[Collection entries]
● ● ● ● ● ● ●

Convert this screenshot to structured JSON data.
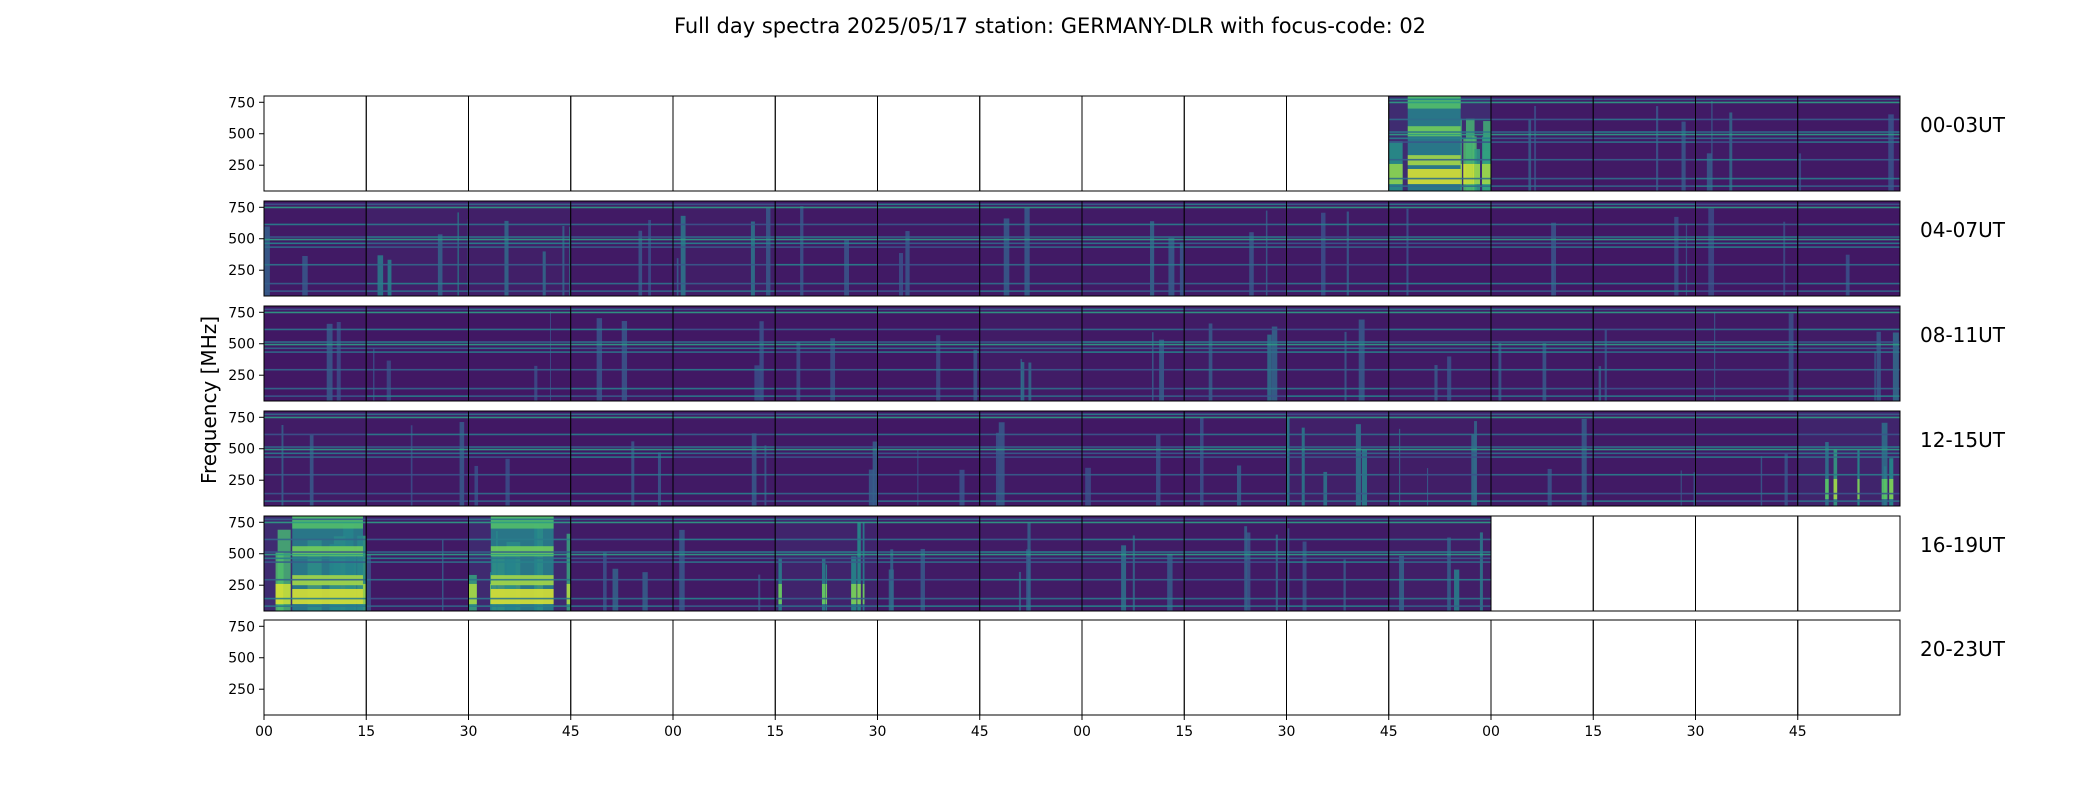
{
  "chart_data": {
    "type": "heatmap",
    "title": "Full day spectra 2025/05/17 station: GERMANY-DLR with focus-code: 02",
    "ylabel": "Frequency [MHz]",
    "xlabel": "",
    "y_ticks": [
      250,
      500,
      750
    ],
    "ylim": [
      45,
      800
    ],
    "x_ticks": [
      "00",
      "15",
      "30",
      "45",
      "00",
      "15",
      "30",
      "45",
      "00",
      "15",
      "30",
      "45",
      "00",
      "15",
      "30",
      "45"
    ],
    "panels_per_row": 16,
    "minutes_per_panel": 15,
    "colormap": [
      "#440154",
      "#3b528b",
      "#21918c",
      "#5ec962",
      "#fde725"
    ],
    "rows": [
      {
        "label": "00-03UT",
        "available": [
          0,
          0,
          0,
          0,
          0,
          0,
          0,
          0,
          0,
          0,
          0,
          1,
          1,
          1,
          1,
          1
        ],
        "activity": [
          0,
          0,
          0,
          0,
          0,
          0,
          0,
          0,
          0,
          0,
          0,
          0.9,
          0.2,
          0.2,
          0.25,
          0.2
        ]
      },
      {
        "label": "04-07UT",
        "available": [
          1,
          1,
          1,
          1,
          1,
          1,
          1,
          1,
          1,
          1,
          1,
          1,
          1,
          1,
          1,
          1
        ],
        "activity": [
          0.2,
          0.45,
          0.4,
          0.2,
          0.35,
          0.2,
          0.2,
          0.2,
          0.25,
          0.2,
          0.2,
          0.15,
          0.15,
          0.15,
          0.15,
          0.15
        ]
      },
      {
        "label": "08-11UT",
        "available": [
          1,
          1,
          1,
          1,
          1,
          1,
          1,
          1,
          1,
          1,
          1,
          1,
          1,
          1,
          1,
          1
        ],
        "activity": [
          0.15,
          0.15,
          0.15,
          0.15,
          0.15,
          0.15,
          0.15,
          0.3,
          0.2,
          0.3,
          0.2,
          0.2,
          0.2,
          0.2,
          0.2,
          0.3
        ]
      },
      {
        "label": "12-15UT",
        "available": [
          1,
          1,
          1,
          1,
          1,
          1,
          1,
          1,
          1,
          1,
          1,
          1,
          1,
          1,
          1,
          1
        ],
        "activity": [
          0.3,
          0.2,
          0.15,
          0.15,
          0.2,
          0.2,
          0.15,
          0.2,
          0.15,
          0.2,
          0.45,
          0.35,
          0.2,
          0.2,
          0.2,
          0.6
        ]
      },
      {
        "label": "16-19UT",
        "available": [
          1,
          1,
          1,
          1,
          1,
          1,
          1,
          1,
          1,
          1,
          1,
          1,
          0,
          0,
          0,
          0
        ],
        "activity": [
          0.9,
          0.2,
          0.85,
          0.25,
          0.2,
          0.6,
          0.25,
          0.3,
          0.3,
          0.25,
          0.25,
          0.4,
          0,
          0,
          0,
          0
        ]
      },
      {
        "label": "20-23UT",
        "available": [
          0,
          0,
          0,
          0,
          0,
          0,
          0,
          0,
          0,
          0,
          0,
          0,
          0,
          0,
          0,
          0
        ],
        "activity": [
          0,
          0,
          0,
          0,
          0,
          0,
          0,
          0,
          0,
          0,
          0,
          0,
          0,
          0,
          0,
          0
        ]
      }
    ]
  }
}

● ● ● ● ● ● ●

▸ **Exercise description**
Set the entries down again exactly. Do not include the images.

▸ **Response to the task**
Convert this screenshot to structured JSON data.
{
  "chart_data": {
    "type": "heatmap",
    "title": "Full day spectra 2025/05/17 station: GERMANY-DLR with focus-code: 02",
    "ylabel": "Frequency [MHz]",
    "xlabel": "",
    "y_ticks": [
      250,
      500,
      750
    ],
    "ylim": [
      45,
      800
    ],
    "x_ticks": [
      "00",
      "15",
      "30",
      "45",
      "00",
      "15",
      "30",
      "45",
      "00",
      "15",
      "30",
      "45",
      "00",
      "15",
      "30",
      "45"
    ],
    "panels_per_row": 16,
    "minutes_per_panel": 15,
    "colormap": [
      "#440154",
      "#3b528b",
      "#21918c",
      "#5ec962",
      "#fde725"
    ],
    "rows": [
      {
        "label": "00-03UT",
        "available": [
          0,
          0,
          0,
          0,
          0,
          0,
          0,
          0,
          0,
          0,
          0,
          1,
          1,
          1,
          1,
          1
        ],
        "activity": [
          0,
          0,
          0,
          0,
          0,
          0,
          0,
          0,
          0,
          0,
          0,
          0.9,
          0.2,
          0.2,
          0.25,
          0.2
        ]
      },
      {
        "label": "04-07UT",
        "available": [
          1,
          1,
          1,
          1,
          1,
          1,
          1,
          1,
          1,
          1,
          1,
          1,
          1,
          1,
          1,
          1
        ],
        "activity": [
          0.2,
          0.45,
          0.4,
          0.2,
          0.35,
          0.2,
          0.2,
          0.2,
          0.25,
          0.2,
          0.2,
          0.15,
          0.15,
          0.15,
          0.15,
          0.15
        ]
      },
      {
        "label": "08-11UT",
        "available": [
          1,
          1,
          1,
          1,
          1,
          1,
          1,
          1,
          1,
          1,
          1,
          1,
          1,
          1,
          1,
          1
        ],
        "activity": [
          0.15,
          0.15,
          0.15,
          0.15,
          0.15,
          0.15,
          0.15,
          0.3,
          0.2,
          0.3,
          0.2,
          0.2,
          0.2,
          0.2,
          0.2,
          0.3
        ]
      },
      {
        "label": "12-15UT",
        "available": [
          1,
          1,
          1,
          1,
          1,
          1,
          1,
          1,
          1,
          1,
          1,
          1,
          1,
          1,
          1,
          1
        ],
        "activity": [
          0.3,
          0.2,
          0.15,
          0.15,
          0.2,
          0.2,
          0.15,
          0.2,
          0.15,
          0.2,
          0.45,
          0.35,
          0.2,
          0.2,
          0.2,
          0.6
        ]
      },
      {
        "label": "16-19UT",
        "available": [
          1,
          1,
          1,
          1,
          1,
          1,
          1,
          1,
          1,
          1,
          1,
          1,
          0,
          0,
          0,
          0
        ],
        "activity": [
          0.9,
          0.2,
          0.85,
          0.25,
          0.2,
          0.6,
          0.25,
          0.3,
          0.3,
          0.25,
          0.25,
          0.4,
          0,
          0,
          0,
          0
        ]
      },
      {
        "label": "20-23UT",
        "available": [
          0,
          0,
          0,
          0,
          0,
          0,
          0,
          0,
          0,
          0,
          0,
          0,
          0,
          0,
          0,
          0
        ],
        "activity": [
          0,
          0,
          0,
          0,
          0,
          0,
          0,
          0,
          0,
          0,
          0,
          0,
          0,
          0,
          0,
          0
        ]
      }
    ]
  }
}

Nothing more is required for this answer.